Copy only this range: the line with "Extract the structured" through the final line of the material, inclusive at both ends.

→ INFORMATION GIVEN:
....

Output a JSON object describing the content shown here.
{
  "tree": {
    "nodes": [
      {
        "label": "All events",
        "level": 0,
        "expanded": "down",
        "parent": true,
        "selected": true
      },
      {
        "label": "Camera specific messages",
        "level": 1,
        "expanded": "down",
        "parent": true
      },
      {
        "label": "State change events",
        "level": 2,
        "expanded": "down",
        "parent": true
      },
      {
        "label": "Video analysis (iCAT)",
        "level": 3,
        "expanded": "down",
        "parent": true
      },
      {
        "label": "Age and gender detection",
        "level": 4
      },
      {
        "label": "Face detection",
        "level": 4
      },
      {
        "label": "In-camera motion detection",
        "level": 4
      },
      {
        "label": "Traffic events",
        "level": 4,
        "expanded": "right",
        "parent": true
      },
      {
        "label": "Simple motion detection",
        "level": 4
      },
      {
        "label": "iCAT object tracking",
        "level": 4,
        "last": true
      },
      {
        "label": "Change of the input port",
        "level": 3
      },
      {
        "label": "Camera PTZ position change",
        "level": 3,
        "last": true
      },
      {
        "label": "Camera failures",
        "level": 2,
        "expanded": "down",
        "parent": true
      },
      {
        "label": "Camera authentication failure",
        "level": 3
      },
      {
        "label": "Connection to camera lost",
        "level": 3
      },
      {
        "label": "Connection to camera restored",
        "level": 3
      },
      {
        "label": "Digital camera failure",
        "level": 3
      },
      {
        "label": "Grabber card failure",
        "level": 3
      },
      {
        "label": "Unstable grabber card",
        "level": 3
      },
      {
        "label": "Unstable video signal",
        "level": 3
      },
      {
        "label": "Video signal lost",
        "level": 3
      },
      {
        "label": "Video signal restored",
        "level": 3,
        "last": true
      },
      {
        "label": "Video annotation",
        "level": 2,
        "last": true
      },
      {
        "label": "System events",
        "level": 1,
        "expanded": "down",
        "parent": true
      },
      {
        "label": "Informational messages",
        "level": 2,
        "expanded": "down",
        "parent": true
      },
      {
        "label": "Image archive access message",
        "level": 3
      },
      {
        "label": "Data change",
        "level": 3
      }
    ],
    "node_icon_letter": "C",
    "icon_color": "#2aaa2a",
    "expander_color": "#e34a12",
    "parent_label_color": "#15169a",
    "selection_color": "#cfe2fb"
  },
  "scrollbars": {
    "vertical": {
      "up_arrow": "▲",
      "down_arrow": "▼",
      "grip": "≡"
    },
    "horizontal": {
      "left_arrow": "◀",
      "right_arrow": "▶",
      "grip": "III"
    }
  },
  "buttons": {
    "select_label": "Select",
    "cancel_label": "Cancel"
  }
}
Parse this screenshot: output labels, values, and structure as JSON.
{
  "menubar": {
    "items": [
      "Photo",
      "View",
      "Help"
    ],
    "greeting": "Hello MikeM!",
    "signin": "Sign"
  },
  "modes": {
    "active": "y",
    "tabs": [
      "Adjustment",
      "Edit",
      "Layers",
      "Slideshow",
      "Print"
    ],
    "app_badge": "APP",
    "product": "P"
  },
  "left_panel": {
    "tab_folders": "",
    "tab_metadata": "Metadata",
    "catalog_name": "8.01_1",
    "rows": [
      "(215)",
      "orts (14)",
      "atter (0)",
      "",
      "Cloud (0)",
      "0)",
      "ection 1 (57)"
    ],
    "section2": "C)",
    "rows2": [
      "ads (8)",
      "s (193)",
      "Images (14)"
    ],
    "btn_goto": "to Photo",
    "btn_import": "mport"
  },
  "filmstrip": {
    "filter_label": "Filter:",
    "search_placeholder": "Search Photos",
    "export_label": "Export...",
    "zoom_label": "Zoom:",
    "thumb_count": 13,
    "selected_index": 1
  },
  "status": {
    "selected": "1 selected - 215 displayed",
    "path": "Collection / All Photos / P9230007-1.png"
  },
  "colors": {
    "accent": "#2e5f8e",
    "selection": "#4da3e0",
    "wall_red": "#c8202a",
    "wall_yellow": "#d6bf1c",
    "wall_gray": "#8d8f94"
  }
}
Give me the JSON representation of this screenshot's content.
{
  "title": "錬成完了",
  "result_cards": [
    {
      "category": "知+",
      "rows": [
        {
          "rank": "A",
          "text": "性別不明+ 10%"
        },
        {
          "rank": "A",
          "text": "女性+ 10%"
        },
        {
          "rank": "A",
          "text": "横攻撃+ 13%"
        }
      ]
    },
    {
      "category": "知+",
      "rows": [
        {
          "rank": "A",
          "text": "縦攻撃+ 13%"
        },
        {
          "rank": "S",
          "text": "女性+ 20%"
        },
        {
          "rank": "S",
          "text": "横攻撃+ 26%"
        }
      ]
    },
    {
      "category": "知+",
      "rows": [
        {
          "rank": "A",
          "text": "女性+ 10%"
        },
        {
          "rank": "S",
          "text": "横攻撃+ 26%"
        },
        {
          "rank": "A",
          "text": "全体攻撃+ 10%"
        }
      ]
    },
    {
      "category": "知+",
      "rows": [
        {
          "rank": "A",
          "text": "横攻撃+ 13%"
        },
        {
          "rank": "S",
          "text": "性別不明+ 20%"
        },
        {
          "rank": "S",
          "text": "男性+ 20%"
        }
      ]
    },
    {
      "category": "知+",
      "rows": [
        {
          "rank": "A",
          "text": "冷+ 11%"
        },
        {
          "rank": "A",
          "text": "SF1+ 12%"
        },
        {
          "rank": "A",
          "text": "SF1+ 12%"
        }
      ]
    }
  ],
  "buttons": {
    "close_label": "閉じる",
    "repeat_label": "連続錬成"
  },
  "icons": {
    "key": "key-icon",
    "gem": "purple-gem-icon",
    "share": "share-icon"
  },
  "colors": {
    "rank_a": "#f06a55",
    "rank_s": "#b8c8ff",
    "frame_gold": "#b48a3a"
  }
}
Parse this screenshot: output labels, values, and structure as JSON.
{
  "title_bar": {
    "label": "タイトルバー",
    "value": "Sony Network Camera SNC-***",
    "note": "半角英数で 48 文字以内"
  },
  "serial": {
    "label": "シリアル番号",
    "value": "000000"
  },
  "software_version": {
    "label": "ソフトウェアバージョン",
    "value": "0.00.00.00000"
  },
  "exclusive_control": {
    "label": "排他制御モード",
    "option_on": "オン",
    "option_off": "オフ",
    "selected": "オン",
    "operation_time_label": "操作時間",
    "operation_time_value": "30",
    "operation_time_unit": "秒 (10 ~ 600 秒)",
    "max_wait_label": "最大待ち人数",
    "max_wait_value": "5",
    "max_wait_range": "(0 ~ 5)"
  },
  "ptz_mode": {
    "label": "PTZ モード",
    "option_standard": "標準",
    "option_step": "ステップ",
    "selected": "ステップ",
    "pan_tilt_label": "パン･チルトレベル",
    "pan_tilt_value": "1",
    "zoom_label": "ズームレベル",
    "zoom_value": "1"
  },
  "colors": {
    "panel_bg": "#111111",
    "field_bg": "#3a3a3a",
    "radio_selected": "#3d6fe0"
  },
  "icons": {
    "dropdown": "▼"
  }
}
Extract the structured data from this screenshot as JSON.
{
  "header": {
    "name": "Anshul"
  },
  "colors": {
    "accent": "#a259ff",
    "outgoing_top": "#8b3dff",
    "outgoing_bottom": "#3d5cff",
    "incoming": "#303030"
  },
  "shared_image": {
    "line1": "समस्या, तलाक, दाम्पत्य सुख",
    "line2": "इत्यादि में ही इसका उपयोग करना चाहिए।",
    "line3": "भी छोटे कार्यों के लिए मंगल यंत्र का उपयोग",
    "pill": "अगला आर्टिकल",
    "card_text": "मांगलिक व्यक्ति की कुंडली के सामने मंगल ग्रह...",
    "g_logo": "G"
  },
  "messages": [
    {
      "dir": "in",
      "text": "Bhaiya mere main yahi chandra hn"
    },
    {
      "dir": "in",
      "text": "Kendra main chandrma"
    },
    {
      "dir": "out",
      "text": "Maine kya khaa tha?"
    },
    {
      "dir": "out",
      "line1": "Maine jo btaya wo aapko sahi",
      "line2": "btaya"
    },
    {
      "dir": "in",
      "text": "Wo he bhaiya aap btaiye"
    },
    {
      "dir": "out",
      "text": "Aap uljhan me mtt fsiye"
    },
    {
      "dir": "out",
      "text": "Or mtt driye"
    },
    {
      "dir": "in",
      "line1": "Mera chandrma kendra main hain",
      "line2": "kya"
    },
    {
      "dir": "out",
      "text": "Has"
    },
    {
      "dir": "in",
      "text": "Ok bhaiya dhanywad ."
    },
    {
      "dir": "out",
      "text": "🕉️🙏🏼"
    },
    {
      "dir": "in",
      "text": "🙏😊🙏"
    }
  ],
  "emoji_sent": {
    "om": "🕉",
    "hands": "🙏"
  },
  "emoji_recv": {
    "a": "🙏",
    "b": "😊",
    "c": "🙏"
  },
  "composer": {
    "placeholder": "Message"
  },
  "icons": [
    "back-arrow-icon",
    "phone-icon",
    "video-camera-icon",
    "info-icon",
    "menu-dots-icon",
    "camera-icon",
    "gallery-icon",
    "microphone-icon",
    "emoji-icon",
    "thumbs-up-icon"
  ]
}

....

→ ANSWER FOR THIS EXERCISE:
Extract the structured data from this screenshot as JSON.
{
  "header": {
    "name": "Anshul"
  },
  "colors": {
    "accent": "#a259ff",
    "outgoing_top": "#8b3dff",
    "outgoing_bottom": "#3d5cff",
    "incoming": "#303030"
  },
  "shared_image": {
    "line1": "समस्या, तलाक, दाम्पत्य सुख",
    "line2": "इत्यादि में ही इसका उपयोग करना चाहिए।",
    "line3": "भी छोटे कार्यों के लिए मंगल यंत्र का उपयोग",
    "pill": "अगला आर्टिकल",
    "card_text": "मांगलिक व्यक्ति की कुंडली के सामने मंगल ग्रह...",
    "g_logo": "G"
  },
  "messages": [
    {
      "dir": "in",
      "text": "Bhaiya mere main yahi chandra hn"
    },
    {
      "dir": "in",
      "text": "Kendra main chandrma"
    },
    {
      "dir": "out",
      "text": "Maine kya khaa tha?"
    },
    {
      "dir": "out",
      "line1": "Maine jo btaya wo aapko sahi",
      "line2": "btaya"
    },
    {
      "dir": "in",
      "text": "Wo he bhaiya aap btaiye"
    },
    {
      "dir": "out",
      "text": "Aap uljhan me mtt fsiye"
    },
    {
      "dir": "out",
      "text": "Or mtt driye"
    },
    {
      "dir": "in",
      "line1": "Mera chandrma kendra main hain",
      "line2": "kya"
    },
    {
      "dir": "out",
      "text": "Has"
    },
    {
      "dir": "in",
      "text": "Ok bhaiya dhanywad ."
    },
    {
      "dir": "out",
      "text": "🕉️🙏🏼"
    },
    {
      "dir": "in",
      "text": "🙏😊🙏"
    }
  ],
  "emoji_sent": {
    "om": "🕉",
    "hands": "🙏"
  },
  "emoji_recv": {
    "a": "🙏",
    "b": "😊",
    "c": "🙏"
  },
  "composer": {
    "placeholder": "Message"
  },
  "icons": [
    "back-arrow-icon",
    "phone-icon",
    "video-camera-icon",
    "info-icon",
    "menu-dots-icon",
    "camera-icon",
    "gallery-icon",
    "microphone-icon",
    "emoji-icon",
    "thumbs-up-icon"
  ]
}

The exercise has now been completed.